**What to produce:**
Work out the number of lines containing "illustration". Answer with nothing but that number.

**Source records:**
####################
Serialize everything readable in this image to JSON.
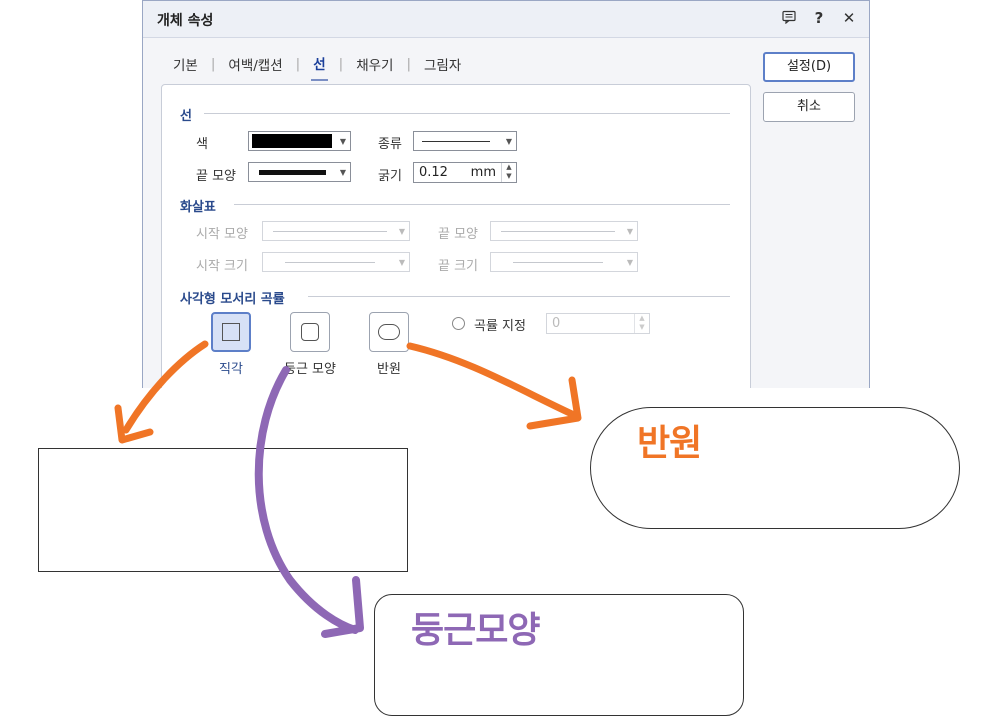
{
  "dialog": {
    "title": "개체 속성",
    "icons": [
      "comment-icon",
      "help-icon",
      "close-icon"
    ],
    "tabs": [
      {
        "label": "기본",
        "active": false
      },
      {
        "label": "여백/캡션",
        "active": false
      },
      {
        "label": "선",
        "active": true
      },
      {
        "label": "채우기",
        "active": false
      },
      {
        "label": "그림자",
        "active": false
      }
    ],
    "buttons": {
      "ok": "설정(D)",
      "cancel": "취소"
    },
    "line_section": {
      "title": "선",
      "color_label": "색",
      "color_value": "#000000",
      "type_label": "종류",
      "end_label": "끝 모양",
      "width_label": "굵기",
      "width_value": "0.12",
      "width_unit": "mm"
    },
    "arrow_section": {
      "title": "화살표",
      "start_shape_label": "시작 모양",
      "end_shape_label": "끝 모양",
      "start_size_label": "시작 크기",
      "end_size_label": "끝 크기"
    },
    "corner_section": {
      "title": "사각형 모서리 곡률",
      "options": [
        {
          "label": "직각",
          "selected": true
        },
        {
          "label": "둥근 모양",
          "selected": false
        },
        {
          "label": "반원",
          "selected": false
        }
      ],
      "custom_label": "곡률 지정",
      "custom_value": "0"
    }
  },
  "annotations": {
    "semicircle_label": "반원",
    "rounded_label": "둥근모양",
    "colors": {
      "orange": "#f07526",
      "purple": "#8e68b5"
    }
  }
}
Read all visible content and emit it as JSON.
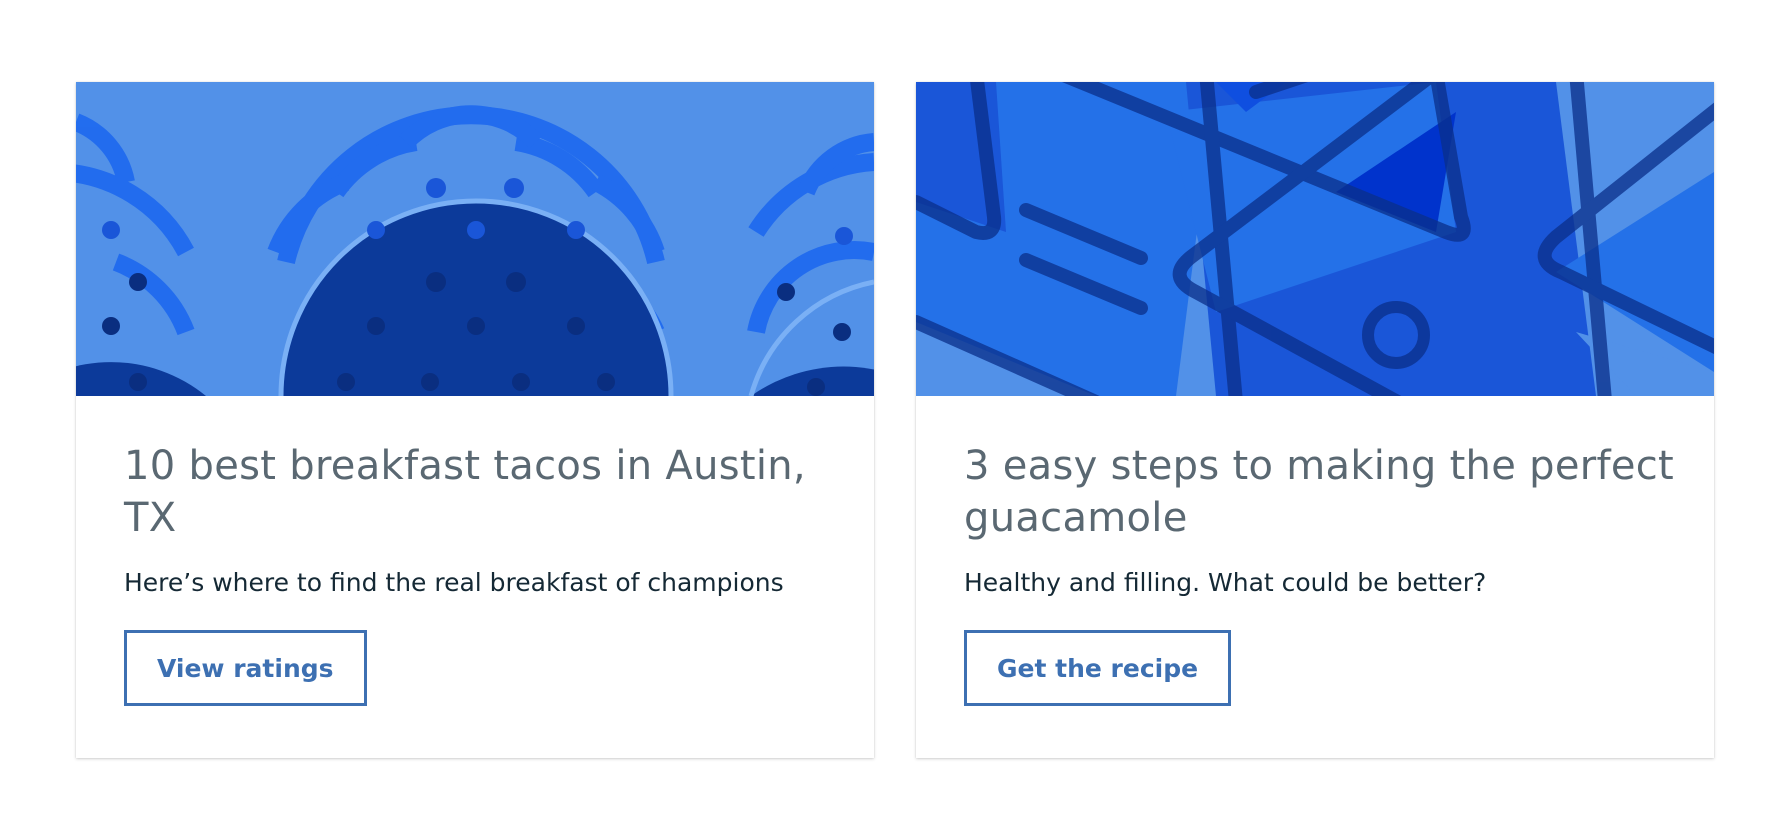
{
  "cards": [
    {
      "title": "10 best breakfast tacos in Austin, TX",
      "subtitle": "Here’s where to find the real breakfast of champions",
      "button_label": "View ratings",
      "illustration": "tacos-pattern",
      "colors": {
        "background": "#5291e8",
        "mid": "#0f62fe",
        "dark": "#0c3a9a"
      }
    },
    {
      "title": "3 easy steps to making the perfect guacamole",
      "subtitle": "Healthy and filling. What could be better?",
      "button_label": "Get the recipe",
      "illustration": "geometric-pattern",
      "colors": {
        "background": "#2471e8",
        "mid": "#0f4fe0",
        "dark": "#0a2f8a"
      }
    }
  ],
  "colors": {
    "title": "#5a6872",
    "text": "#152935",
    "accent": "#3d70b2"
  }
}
####################
**Full answer:**
2